-- THE PROBLEM --
Everything in the listing should be restated word for word.

== Segment start ==

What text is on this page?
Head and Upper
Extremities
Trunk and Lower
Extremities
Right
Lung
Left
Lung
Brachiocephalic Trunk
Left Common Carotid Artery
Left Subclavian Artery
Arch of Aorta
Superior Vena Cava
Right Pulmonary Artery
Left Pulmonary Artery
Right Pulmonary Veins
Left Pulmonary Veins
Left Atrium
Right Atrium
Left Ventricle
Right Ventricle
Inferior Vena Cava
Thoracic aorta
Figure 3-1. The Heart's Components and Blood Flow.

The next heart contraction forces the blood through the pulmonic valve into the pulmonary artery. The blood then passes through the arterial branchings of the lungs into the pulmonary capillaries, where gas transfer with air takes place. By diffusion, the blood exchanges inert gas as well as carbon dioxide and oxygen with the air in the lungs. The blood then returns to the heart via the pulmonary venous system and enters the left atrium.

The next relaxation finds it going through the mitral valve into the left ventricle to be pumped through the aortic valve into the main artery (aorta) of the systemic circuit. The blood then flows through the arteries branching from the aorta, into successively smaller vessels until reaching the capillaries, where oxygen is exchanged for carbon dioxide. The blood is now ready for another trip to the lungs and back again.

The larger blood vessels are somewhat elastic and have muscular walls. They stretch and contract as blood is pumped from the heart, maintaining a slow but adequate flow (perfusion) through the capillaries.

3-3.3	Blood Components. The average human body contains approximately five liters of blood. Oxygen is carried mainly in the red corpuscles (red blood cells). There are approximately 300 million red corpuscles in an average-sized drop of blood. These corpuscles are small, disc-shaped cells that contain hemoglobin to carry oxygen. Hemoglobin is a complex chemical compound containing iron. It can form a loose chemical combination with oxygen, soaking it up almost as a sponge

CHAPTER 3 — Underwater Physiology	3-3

== Segment end ==

-- EXERCISE RESULT --
What text is on this page?
Head and Upper
Extremities
Trunk and Lower
Extremities
Right
Lung
Left
Lung
Brachiocephalic Trunk
Left Common Carotid Artery
Left Subclavian Artery
Arch of Aorta
Superior Vena Cava
Right Pulmonary Artery
Left Pulmonary Artery
Right Pulmonary Veins
Left Pulmonary Veins
Left Atrium
Right Atrium
Left Ventricle
Right Ventricle
Inferior Vena Cava
Thoracic aorta
Figure 3-1. The Heart's Components and Blood Flow.

The next heart contraction forces the blood through the pulmonic valve into the pulmonary artery. The blood then passes through the arterial branchings of the lungs into the pulmonary capillaries, where gas transfer with air takes place. By diffusion, the blood exchanges inert gas as well as carbon dioxide and oxygen with the air in the lungs. The blood then returns to the heart via the pulmonary venous system and enters the left atrium.

The next relaxation finds it going through the mitral valve into the left ventricle to be pumped through the aortic valve into the main artery (aorta) of the systemic circuit. The blood then flows through the arteries branching from the aorta, into successively smaller vessels until reaching the capillaries, where oxygen is exchanged for carbon dioxide. The blood is now ready for another trip to the lungs and back again.

The larger blood vessels are somewhat elastic and have muscular walls. They stretch and contract as blood is pumped from the heart, maintaining a slow but adequate flow (perfusion) through the capillaries.

3-3.3	Blood Components. The average human body contains approximately five liters of blood. Oxygen is carried mainly in the red corpuscles (red blood cells). There are approximately 300 million red corpuscles in an average-sized drop of blood. These corpuscles are small, disc-shaped cells that contain hemoglobin to carry oxygen. Hemoglobin is a complex chemical compound containing iron. It can form a loose chemical combination with oxygen, soaking it up almost as a sponge

CHAPTER 3 — Underwater Physiology	3-3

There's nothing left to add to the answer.